Request: Look for "text" in each line of the entries, and return the matching lines.
— BEGIN Information provided —
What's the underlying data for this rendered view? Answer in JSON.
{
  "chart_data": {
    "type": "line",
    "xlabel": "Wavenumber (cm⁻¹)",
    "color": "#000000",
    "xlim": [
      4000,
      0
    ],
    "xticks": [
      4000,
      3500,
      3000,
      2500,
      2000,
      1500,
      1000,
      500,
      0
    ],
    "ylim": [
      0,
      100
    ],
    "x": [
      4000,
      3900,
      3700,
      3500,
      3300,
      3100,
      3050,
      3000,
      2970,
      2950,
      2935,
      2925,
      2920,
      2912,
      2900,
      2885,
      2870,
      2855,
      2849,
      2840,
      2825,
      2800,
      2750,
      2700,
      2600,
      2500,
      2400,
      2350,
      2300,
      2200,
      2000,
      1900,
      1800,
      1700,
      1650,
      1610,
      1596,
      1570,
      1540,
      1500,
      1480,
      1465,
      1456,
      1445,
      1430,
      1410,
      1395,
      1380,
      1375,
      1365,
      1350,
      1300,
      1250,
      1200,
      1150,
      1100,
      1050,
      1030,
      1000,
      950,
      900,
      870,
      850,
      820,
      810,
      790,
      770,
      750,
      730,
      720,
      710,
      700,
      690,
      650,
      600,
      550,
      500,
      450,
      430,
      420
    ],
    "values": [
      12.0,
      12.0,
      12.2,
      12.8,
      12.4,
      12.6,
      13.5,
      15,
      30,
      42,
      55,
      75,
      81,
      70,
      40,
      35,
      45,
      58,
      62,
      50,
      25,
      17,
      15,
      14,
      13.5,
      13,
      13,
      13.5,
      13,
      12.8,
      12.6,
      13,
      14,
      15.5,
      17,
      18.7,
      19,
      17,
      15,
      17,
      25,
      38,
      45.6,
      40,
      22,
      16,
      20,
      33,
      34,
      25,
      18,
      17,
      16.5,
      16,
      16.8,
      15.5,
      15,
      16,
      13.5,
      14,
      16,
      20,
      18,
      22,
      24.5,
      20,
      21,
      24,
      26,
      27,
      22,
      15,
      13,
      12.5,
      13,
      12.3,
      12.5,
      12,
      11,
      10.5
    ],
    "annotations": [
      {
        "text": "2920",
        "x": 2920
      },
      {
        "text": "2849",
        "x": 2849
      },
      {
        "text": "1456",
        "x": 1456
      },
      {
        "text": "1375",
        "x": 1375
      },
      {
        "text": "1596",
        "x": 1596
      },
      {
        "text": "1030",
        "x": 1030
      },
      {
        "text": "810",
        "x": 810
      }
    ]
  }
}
— END Information provided —
Complete output:
        "text": "2920",
        "text": "2849",
        "text": "1456",
        "text": "1375",
        "text": "1596",
        "text": "1030",
        "text": "810",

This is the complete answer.